[Your task]: Copy every line of the entries that includes the word "letter".
START Supplied records
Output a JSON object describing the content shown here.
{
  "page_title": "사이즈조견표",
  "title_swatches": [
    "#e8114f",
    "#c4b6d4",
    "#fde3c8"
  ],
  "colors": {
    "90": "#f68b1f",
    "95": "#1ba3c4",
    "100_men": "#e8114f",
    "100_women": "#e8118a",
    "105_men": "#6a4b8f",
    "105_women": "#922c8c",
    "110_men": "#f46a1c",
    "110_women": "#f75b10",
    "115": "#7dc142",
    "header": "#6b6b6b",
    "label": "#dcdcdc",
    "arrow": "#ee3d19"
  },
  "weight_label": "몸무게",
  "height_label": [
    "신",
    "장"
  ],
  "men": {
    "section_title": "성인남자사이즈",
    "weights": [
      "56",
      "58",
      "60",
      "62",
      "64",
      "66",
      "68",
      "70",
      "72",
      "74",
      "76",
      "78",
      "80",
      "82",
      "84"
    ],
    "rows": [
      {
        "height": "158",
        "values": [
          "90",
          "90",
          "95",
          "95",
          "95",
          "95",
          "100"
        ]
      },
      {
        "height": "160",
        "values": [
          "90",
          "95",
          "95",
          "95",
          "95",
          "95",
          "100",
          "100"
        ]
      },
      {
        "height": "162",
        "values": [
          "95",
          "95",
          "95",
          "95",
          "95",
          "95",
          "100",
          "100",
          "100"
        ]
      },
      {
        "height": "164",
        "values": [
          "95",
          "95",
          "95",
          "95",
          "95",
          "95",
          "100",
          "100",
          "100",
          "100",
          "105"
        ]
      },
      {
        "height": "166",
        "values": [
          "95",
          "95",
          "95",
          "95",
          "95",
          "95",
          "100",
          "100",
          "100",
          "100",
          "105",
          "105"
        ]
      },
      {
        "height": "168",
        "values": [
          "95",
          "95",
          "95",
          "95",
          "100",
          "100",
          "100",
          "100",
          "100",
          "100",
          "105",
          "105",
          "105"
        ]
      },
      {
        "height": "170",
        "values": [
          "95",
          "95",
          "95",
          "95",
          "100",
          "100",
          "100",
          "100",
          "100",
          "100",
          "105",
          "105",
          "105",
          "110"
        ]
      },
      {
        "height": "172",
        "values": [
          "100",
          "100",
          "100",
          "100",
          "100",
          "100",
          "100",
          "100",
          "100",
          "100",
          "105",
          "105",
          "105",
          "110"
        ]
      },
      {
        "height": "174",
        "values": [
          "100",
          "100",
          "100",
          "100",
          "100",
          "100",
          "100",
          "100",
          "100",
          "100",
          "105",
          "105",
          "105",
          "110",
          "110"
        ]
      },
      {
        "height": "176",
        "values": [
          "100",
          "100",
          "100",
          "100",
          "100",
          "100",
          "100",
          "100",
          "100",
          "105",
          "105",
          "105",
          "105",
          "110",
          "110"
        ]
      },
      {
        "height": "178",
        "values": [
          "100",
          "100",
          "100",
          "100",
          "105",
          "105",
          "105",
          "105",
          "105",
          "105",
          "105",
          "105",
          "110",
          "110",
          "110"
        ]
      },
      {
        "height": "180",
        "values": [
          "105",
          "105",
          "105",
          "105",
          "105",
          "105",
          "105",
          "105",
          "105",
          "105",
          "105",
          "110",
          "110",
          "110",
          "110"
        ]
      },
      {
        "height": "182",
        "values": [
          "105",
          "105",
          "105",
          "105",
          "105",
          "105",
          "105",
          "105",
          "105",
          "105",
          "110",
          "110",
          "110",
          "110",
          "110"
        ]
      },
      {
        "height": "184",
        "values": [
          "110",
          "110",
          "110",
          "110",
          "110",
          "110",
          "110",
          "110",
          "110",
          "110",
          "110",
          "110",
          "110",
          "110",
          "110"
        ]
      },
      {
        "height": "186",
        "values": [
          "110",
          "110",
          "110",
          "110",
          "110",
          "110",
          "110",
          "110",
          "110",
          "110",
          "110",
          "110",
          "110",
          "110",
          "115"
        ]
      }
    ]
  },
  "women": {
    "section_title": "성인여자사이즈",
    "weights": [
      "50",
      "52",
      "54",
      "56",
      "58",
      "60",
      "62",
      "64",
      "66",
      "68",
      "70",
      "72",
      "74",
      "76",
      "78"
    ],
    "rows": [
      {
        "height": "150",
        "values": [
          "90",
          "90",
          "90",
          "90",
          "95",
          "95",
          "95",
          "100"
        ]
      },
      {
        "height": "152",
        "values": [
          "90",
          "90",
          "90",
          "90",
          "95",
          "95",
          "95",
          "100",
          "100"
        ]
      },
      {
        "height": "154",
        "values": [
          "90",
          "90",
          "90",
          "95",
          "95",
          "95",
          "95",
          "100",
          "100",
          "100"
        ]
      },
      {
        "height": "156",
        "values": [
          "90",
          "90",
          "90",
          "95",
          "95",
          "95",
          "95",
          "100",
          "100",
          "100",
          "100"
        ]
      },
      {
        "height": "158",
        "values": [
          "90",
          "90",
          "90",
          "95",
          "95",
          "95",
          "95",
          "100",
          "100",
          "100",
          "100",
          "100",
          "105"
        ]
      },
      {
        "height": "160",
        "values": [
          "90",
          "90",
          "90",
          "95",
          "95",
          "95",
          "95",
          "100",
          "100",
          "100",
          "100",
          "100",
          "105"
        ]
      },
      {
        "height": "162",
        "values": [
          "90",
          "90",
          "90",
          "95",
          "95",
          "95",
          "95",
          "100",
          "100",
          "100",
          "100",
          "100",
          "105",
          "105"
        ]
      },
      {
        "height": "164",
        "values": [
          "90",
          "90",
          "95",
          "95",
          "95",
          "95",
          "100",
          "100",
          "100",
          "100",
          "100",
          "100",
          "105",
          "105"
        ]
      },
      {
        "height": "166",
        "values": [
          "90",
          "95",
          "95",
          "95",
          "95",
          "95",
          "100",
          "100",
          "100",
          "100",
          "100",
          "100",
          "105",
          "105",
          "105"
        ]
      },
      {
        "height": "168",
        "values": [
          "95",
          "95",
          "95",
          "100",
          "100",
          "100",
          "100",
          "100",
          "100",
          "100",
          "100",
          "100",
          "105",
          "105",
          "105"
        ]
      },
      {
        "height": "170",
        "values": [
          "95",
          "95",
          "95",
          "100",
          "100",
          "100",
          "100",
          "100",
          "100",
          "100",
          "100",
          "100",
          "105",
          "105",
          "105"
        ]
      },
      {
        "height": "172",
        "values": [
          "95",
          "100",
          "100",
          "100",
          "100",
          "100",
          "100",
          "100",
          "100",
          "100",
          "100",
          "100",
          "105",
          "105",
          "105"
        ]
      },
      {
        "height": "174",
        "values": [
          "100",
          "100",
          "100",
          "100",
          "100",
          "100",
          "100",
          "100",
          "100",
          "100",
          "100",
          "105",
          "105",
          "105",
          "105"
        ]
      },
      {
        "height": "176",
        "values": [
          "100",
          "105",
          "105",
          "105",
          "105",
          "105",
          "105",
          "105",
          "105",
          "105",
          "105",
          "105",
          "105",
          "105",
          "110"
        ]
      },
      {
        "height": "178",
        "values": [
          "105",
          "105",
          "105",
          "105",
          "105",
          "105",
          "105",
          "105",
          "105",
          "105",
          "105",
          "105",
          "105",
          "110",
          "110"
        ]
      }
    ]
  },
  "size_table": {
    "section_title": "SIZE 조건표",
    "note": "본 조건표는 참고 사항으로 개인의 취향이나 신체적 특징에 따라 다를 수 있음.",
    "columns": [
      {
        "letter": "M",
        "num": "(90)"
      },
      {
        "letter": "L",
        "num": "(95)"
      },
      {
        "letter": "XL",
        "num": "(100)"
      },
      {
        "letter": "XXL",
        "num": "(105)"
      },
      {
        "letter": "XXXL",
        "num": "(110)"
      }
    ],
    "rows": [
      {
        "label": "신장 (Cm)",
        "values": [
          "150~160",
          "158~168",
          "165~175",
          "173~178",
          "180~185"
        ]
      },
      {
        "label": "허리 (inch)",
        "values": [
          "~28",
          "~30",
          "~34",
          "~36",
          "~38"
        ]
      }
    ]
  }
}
END Supplied records
[Completed task]:
        "letter": "M",
        "letter": "L",
        "letter": "XL",
        "letter": "XXL",
        "letter": "XXXL",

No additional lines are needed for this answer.